◆ Exercise goal: Retype all the entries word for word, but omit the pictures.

--- Recorded information ---

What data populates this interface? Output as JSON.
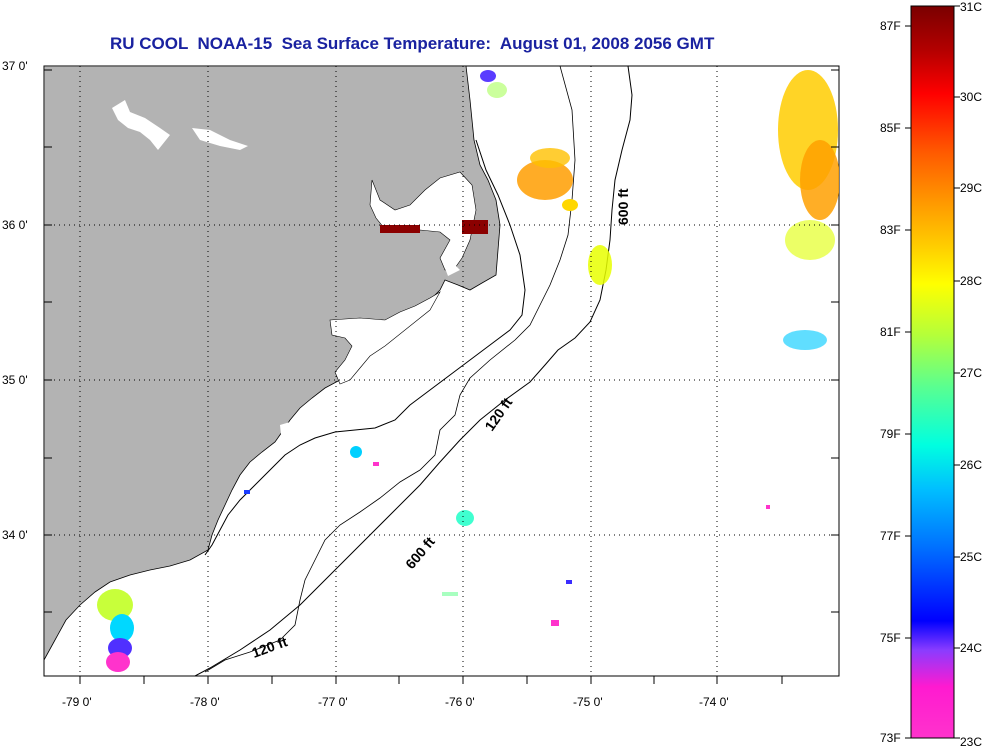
{
  "title": "RU COOL  NOAA-15  Sea Surface Temperature:  August 01, 2008 2056 GMT",
  "lat_labels": [
    "37 0'",
    "36 0'",
    "35 0'",
    "34 0'"
  ],
  "lon_labels": [
    "-79 0'",
    "-78 0'",
    "-77 0'",
    "-76 0'",
    "-75 0'",
    "-74 0'"
  ],
  "isobath_labels": [
    "600 ft",
    "120 ft",
    "600 ft",
    "120 ft"
  ],
  "colorbar": {
    "fahrenheit": [
      "87F",
      "85F",
      "83F",
      "81F",
      "79F",
      "77F",
      "75F",
      "73F"
    ],
    "celsius": [
      "31C",
      "30C",
      "29C",
      "28C",
      "27C",
      "26C",
      "25C",
      "24C",
      "23C"
    ]
  },
  "colors": {
    "title": "#1a22a0",
    "land": "#b3b3b3",
    "ocean": "#ffffff"
  }
}
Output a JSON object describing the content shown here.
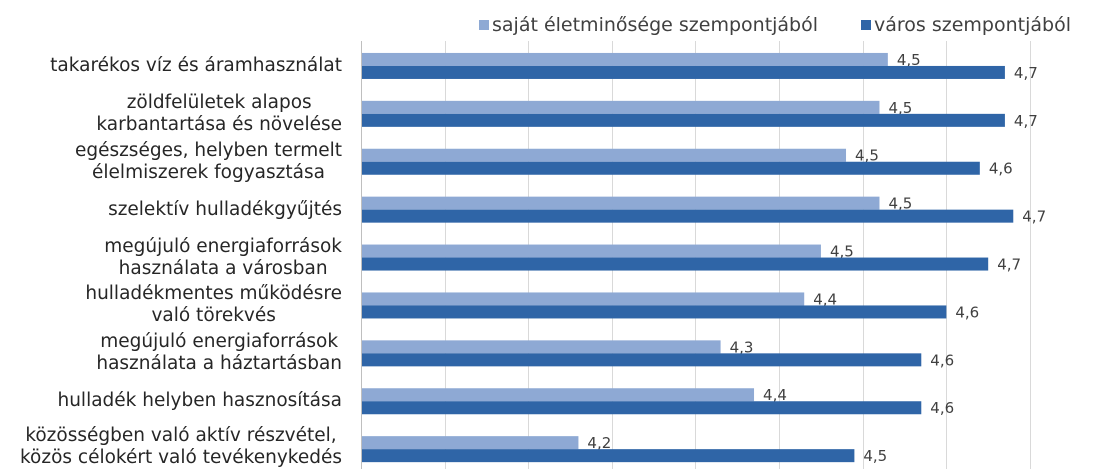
{
  "chart_data": {
    "type": "bar",
    "orientation": "horizontal",
    "categories": [
      "takarékos víz és áramhasználat",
      "zöldfelületek alapos\nkarbantartása és növelése",
      "egészséges, helyben termelt\nélelmiszerek fogyasztása",
      "szelektív hulladékgyűjtés",
      "megújuló energiaforrások\nhasználata a városban",
      "hulladékmentes működésre\nvaló törekvés",
      "megújuló energiaforrások\nhasználata a háztartásban",
      "hulladék helyben hasznosítása",
      "közösségben való aktív részvétel,\nközös célokért való tevékenykedés"
    ],
    "series": [
      {
        "name": "saját életminősége szempontjából",
        "color": "#8EA9D4",
        "values": [
          4.53,
          4.52,
          4.48,
          4.52,
          4.45,
          4.43,
          4.33,
          4.37,
          4.16
        ],
        "labels": [
          "4,5",
          "4,5",
          "4,5",
          "4,5",
          "4,5",
          "4,4",
          "4,3",
          "4,4",
          "4,2"
        ]
      },
      {
        "name": "város szempontjából",
        "color": "#2F65A7",
        "values": [
          4.67,
          4.67,
          4.64,
          4.68,
          4.65,
          4.6,
          4.57,
          4.57,
          4.49
        ],
        "labels": [
          "4,7",
          "4,7",
          "4,6",
          "4,7",
          "4,7",
          "4,6",
          "4,6",
          "4,6",
          "4,5"
        ]
      }
    ],
    "xlim": [
      3.9,
      4.7
    ],
    "grid": true,
    "legend": "top"
  }
}
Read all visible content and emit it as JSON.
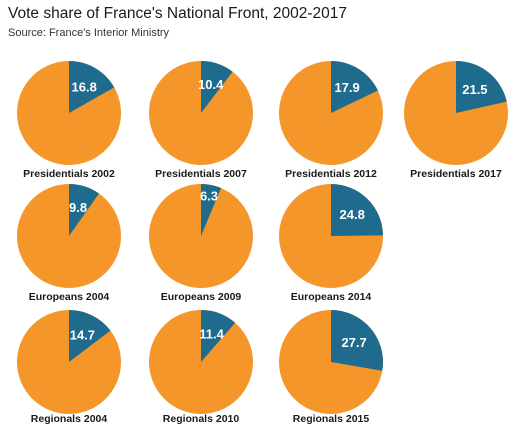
{
  "chart_data": {
    "type": "pie",
    "title": "Vote share of France's National Front, 2002-2017",
    "subtitle": "Source: France's Interior Ministry",
    "colors": {
      "front": "#1f6b8e",
      "other": "#f4962a",
      "label_text": "#ffffff"
    },
    "pies": [
      {
        "label": "Presidentials 2002",
        "value": 16.8
      },
      {
        "label": "Presidentials 2007",
        "value": 10.4
      },
      {
        "label": "Presidentials 2012",
        "value": 17.9
      },
      {
        "label": "Presidentials 2017",
        "value": 21.5
      },
      {
        "label": "Europeans 2004",
        "value": 9.8
      },
      {
        "label": "Europeans 2009",
        "value": 6.3
      },
      {
        "label": "Europeans 2014",
        "value": 24.8
      },
      {
        "label": "Regionals 2004",
        "value": 14.7
      },
      {
        "label": "Regionals 2010",
        "value": 11.4
      },
      {
        "label": "Regionals 2015",
        "value": 27.7
      }
    ]
  }
}
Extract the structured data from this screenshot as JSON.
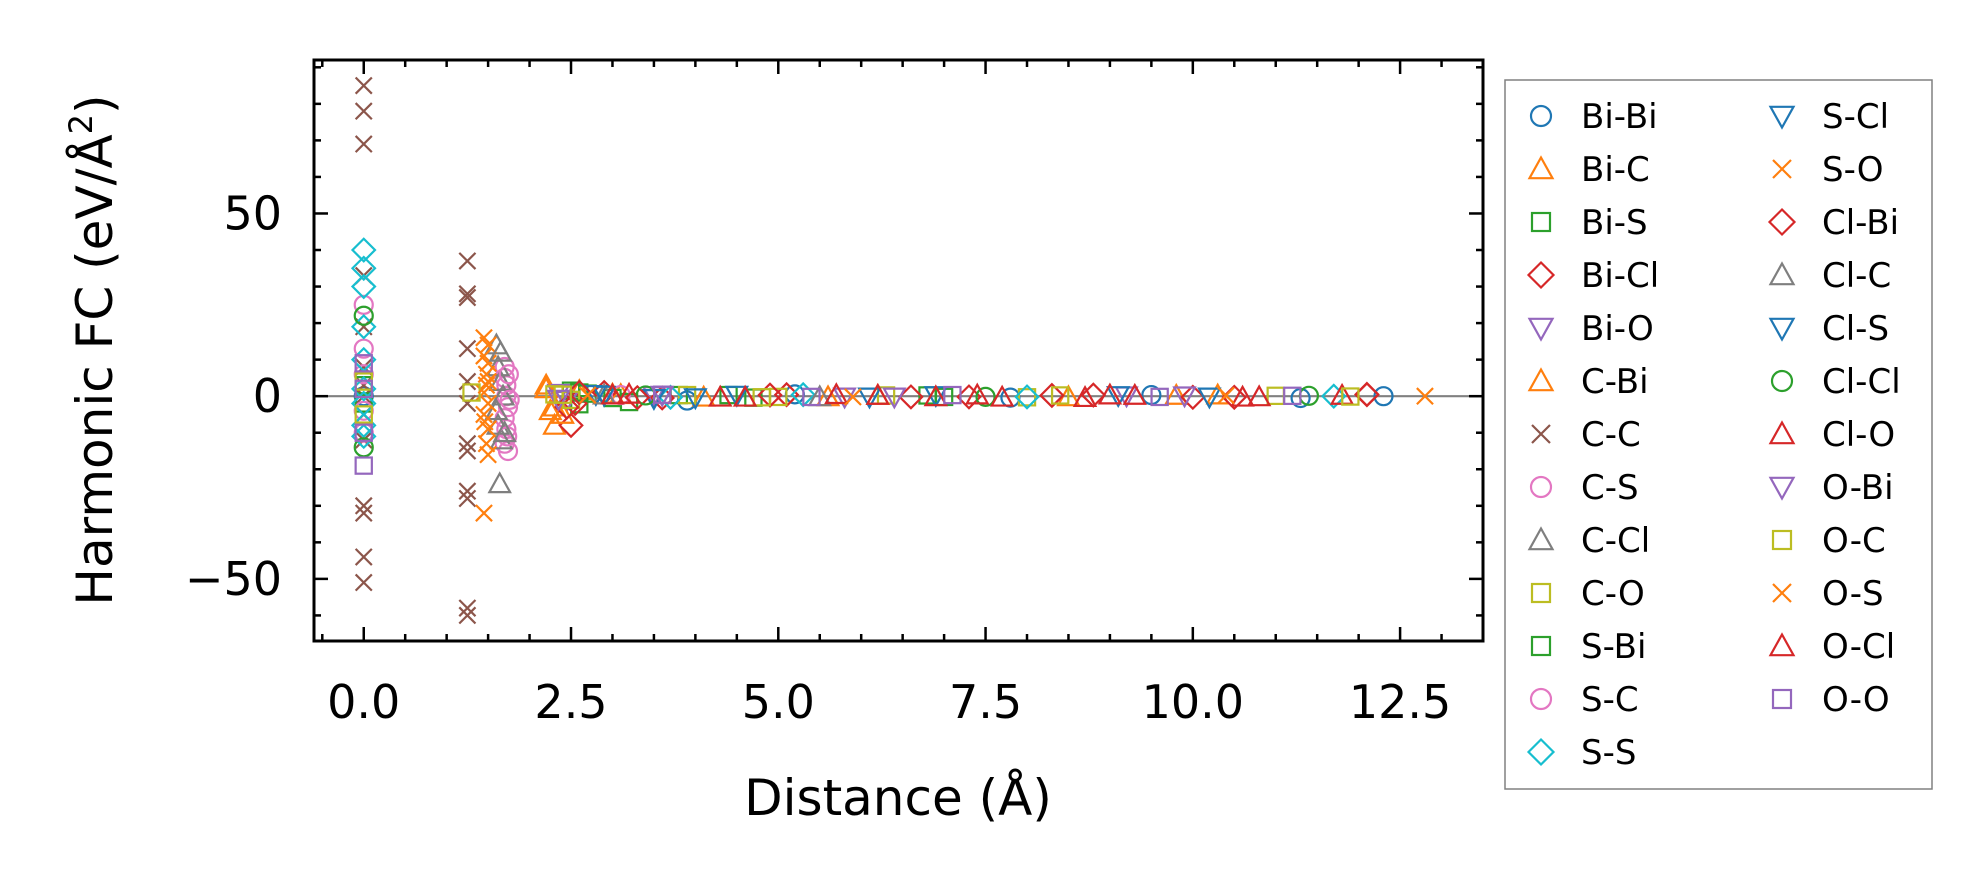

---

◆ Output of the exercise:
What data populates this interface? Output as JSON.
{
  "title": "RU COOL  NOAA-15  Sea Surface Temperature:  August 01, 2008 2056 GMT",
  "lat_labels": [
    "37 0'",
    "36 0'",
    "35 0'",
    "34 0'"
  ],
  "lon_labels": [
    "-79 0'",
    "-78 0'",
    "-77 0'",
    "-76 0'",
    "-75 0'",
    "-74 0'"
  ],
  "isobath_labels": [
    "600 ft",
    "120 ft",
    "600 ft",
    "120 ft"
  ],
  "colorbar": {
    "fahrenheit": [
      "87F",
      "85F",
      "83F",
      "81F",
      "79F",
      "77F",
      "75F",
      "73F"
    ],
    "celsius": [
      "31C",
      "30C",
      "29C",
      "28C",
      "27C",
      "26C",
      "25C",
      "24C",
      "23C"
    ]
  },
  "colors": {
    "title": "#1a22a0",
    "land": "#b3b3b3",
    "ocean": "#ffffff"
  }
}
Output a JSON object describing the content shown here.
{
  "chart_data": {
    "type": "bar",
    "orientation": "horizontal",
    "categories": [
      "takarékos víz és áramhasználat",
      "zöldfelületek alapos\nkarbantartása és növelése",
      "egészséges, helyben termelt\nélelmiszerek fogyasztása",
      "szelektív hulladékgyűjtés",
      "megújuló energiaforrások\nhasználata a városban",
      "hulladékmentes működésre\nvaló törekvés",
      "megújuló energiaforrások\nhasználata a háztartásban",
      "hulladék helyben hasznosítása",
      "közösségben való aktív részvétel,\nközös célokért való tevékenykedés"
    ],
    "series": [
      {
        "name": "saját életminősége szempontjából",
        "color": "#8EA9D4",
        "values": [
          4.53,
          4.52,
          4.48,
          4.52,
          4.45,
          4.43,
          4.33,
          4.37,
          4.16
        ],
        "labels": [
          "4,5",
          "4,5",
          "4,5",
          "4,5",
          "4,5",
          "4,4",
          "4,3",
          "4,4",
          "4,2"
        ]
      },
      {
        "name": "város szempontjából",
        "color": "#2F65A7",
        "values": [
          4.67,
          4.67,
          4.64,
          4.68,
          4.65,
          4.6,
          4.57,
          4.57,
          4.49
        ],
        "labels": [
          "4,7",
          "4,7",
          "4,6",
          "4,7",
          "4,7",
          "4,6",
          "4,6",
          "4,6",
          "4,5"
        ]
      }
    ],
    "xlim": [
      3.9,
      4.7
    ],
    "grid": true,
    "legend": "top"
  }
}
Read all visible content and emit it as JSON.
{
  "chart_data": {
    "type": "pie",
    "title": "Vote share of France's National Front, 2002-2017",
    "subtitle": "Source: France's Interior Ministry",
    "colors": {
      "front": "#1f6b8e",
      "other": "#f4962a",
      "label_text": "#ffffff"
    },
    "pies": [
      {
        "label": "Presidentials 2002",
        "value": 16.8
      },
      {
        "label": "Presidentials 2007",
        "value": 10.4
      },
      {
        "label": "Presidentials 2012",
        "value": 17.9
      },
      {
        "label": "Presidentials 2017",
        "value": 21.5
      },
      {
        "label": "Europeans 2004",
        "value": 9.8
      },
      {
        "label": "Europeans 2009",
        "value": 6.3
      },
      {
        "label": "Europeans 2014",
        "value": 24.8
      },
      {
        "label": "Regionals 2004",
        "value": 14.7
      },
      {
        "label": "Regionals 2010",
        "value": 11.4
      },
      {
        "label": "Regionals 2015",
        "value": 27.7
      }
    ]
  }
}
Extract the structured data from this screenshot as JSON.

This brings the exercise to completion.